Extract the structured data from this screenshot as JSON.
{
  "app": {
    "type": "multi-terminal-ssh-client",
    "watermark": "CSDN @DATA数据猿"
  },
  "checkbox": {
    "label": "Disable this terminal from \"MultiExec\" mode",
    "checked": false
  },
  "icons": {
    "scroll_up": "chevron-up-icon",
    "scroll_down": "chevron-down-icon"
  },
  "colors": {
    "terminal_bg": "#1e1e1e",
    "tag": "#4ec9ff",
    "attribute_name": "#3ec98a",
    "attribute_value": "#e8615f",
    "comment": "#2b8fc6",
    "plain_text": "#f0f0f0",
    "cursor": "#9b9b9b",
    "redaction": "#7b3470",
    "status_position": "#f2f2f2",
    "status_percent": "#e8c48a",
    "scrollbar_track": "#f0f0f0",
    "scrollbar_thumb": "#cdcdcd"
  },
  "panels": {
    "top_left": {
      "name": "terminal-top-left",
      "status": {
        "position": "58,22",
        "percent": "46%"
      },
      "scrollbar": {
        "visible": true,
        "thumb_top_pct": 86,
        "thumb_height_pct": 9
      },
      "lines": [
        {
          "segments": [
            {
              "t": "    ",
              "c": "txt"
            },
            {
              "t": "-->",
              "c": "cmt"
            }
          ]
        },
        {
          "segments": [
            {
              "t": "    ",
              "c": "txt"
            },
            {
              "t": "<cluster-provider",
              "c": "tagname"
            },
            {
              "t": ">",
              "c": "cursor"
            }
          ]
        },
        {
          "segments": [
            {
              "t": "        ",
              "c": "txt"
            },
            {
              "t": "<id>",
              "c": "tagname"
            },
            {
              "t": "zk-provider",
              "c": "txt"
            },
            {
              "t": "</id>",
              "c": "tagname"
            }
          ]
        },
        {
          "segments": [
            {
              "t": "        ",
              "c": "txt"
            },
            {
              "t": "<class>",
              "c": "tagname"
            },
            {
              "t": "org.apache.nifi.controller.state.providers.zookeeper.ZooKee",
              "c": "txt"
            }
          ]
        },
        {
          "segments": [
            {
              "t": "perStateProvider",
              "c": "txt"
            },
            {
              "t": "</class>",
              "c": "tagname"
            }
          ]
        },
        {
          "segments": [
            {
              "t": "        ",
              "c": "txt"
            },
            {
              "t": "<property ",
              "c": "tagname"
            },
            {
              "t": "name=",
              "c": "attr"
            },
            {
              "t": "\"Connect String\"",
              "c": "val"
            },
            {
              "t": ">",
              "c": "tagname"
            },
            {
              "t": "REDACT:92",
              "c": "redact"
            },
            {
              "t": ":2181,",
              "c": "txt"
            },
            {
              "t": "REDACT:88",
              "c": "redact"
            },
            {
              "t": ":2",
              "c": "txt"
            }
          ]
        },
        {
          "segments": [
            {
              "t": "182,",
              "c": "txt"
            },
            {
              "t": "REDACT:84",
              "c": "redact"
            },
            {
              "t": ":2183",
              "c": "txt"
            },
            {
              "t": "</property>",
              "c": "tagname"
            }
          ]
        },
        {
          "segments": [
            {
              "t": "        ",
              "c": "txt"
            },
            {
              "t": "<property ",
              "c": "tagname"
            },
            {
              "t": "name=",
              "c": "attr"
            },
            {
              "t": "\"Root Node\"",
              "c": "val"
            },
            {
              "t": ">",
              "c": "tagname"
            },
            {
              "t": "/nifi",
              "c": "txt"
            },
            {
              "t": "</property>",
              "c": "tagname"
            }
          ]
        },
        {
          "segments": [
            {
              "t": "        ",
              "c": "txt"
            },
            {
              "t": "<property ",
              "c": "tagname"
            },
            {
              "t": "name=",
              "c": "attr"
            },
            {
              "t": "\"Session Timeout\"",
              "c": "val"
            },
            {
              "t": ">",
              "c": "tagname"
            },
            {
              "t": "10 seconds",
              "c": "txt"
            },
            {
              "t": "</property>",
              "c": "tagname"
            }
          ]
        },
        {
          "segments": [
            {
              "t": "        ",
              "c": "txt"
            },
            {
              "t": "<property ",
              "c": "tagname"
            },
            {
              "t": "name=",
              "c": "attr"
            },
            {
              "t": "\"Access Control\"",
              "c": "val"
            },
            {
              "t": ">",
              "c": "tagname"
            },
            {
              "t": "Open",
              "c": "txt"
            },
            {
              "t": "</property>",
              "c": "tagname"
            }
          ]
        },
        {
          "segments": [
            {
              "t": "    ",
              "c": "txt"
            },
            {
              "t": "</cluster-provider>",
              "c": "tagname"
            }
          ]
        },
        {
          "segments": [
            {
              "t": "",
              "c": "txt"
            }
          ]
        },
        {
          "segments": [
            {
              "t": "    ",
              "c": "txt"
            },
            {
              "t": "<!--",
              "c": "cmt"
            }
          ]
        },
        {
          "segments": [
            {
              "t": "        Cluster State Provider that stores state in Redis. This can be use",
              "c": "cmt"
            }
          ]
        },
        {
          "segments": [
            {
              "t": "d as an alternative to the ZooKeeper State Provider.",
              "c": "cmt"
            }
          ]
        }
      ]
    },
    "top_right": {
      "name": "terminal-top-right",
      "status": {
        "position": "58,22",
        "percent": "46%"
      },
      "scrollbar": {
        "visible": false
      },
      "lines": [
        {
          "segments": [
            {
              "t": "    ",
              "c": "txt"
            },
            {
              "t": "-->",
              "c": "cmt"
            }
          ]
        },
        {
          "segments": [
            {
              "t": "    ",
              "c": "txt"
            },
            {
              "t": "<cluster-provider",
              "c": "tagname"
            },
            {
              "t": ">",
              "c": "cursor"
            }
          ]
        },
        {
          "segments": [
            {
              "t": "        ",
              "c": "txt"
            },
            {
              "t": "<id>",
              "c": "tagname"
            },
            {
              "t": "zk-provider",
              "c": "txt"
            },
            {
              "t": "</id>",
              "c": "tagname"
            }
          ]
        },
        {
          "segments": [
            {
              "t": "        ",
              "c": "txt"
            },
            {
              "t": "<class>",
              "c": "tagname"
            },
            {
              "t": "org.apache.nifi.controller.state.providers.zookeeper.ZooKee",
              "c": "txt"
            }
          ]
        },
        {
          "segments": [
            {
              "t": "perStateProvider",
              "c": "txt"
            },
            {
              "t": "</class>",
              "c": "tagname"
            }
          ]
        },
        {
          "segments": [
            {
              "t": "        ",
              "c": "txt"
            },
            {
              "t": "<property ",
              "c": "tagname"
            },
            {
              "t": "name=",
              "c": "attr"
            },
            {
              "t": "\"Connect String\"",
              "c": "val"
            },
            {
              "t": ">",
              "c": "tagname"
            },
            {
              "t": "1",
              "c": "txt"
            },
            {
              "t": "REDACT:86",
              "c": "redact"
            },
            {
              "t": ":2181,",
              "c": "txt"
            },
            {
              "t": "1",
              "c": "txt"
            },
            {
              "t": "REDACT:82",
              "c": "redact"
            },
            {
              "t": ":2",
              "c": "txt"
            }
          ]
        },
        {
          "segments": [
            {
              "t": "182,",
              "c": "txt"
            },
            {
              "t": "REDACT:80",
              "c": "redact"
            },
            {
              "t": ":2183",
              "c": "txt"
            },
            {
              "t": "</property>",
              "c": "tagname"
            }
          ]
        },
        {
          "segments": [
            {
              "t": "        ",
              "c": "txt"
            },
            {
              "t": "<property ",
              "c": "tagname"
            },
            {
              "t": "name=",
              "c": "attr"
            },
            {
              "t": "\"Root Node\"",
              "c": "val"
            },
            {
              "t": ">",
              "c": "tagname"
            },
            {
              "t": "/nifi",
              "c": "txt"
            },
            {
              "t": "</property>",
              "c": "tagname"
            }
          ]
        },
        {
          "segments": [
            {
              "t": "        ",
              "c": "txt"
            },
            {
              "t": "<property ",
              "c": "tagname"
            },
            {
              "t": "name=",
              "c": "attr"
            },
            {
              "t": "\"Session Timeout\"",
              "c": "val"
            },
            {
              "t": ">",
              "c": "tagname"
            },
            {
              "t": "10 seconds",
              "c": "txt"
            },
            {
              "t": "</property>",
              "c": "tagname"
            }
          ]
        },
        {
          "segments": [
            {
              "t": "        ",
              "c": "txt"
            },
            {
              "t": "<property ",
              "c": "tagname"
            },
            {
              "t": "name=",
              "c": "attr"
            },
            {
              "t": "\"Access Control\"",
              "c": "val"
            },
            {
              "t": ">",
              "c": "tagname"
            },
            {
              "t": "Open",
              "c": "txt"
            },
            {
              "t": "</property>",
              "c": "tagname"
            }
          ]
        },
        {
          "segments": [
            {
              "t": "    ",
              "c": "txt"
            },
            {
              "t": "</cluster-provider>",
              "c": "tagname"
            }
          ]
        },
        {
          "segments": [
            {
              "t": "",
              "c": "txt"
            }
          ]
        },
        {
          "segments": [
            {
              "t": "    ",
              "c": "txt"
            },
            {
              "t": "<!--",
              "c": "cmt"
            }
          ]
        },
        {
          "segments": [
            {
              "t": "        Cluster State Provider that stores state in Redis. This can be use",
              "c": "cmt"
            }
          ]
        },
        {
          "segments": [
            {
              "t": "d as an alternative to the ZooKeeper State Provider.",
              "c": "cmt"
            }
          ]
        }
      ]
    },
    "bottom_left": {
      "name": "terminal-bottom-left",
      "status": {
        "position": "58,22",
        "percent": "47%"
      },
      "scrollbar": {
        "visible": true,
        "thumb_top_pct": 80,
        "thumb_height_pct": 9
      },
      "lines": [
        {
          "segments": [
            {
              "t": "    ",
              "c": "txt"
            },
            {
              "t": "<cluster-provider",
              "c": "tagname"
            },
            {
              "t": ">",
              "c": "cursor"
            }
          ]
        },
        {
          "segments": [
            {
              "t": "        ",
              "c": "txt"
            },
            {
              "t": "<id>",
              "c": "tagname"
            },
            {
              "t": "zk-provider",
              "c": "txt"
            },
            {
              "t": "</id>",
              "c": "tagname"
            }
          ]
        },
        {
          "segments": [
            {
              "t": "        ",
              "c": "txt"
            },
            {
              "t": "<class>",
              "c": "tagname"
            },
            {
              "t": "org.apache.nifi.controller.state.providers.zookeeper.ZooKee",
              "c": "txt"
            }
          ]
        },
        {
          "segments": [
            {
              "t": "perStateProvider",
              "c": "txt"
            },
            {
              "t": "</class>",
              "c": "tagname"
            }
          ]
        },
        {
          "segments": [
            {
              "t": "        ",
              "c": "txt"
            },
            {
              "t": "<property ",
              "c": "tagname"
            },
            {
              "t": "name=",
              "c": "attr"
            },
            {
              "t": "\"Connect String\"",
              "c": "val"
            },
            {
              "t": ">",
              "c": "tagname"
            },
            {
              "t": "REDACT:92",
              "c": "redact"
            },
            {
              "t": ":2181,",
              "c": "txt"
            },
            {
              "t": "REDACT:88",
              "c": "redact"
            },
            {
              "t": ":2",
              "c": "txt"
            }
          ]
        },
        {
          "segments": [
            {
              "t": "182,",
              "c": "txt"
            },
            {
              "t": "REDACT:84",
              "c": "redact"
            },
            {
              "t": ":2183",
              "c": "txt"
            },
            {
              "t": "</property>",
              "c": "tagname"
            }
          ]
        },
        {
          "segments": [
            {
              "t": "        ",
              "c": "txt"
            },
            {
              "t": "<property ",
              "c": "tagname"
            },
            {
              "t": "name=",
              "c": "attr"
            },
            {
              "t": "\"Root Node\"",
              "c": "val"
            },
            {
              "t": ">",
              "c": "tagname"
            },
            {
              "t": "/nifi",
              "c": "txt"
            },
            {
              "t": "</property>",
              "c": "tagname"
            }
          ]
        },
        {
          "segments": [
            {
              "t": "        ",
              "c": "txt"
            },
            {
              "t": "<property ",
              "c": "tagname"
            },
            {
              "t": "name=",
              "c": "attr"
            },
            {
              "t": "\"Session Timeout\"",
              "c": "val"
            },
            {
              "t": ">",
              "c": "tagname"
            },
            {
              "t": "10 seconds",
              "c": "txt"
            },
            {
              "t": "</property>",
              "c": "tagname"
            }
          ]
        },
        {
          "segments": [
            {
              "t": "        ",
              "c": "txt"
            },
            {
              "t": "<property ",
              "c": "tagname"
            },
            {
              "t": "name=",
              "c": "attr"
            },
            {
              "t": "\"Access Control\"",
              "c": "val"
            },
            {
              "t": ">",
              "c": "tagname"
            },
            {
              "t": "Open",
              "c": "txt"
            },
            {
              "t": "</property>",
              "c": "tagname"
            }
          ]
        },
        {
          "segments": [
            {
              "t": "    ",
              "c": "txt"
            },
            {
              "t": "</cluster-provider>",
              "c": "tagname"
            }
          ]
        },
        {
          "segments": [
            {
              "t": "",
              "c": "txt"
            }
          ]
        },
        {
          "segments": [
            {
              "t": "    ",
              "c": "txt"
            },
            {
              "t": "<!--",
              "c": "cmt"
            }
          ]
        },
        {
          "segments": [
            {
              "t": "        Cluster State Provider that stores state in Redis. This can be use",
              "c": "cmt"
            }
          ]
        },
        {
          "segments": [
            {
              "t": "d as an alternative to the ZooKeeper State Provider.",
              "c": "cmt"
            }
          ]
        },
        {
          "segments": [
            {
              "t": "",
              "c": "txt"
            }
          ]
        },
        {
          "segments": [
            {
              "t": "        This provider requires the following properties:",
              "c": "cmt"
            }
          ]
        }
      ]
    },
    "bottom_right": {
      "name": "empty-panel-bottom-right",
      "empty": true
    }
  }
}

◇ ◇ ◇ ◇ ◇ ◇ ◇

Find every line in the records above that holds the word "from", and copy each one.

Extract the structured data from this screenshot as JSON.
    "label": "Disable this terminal from \"MultiExec\" mode",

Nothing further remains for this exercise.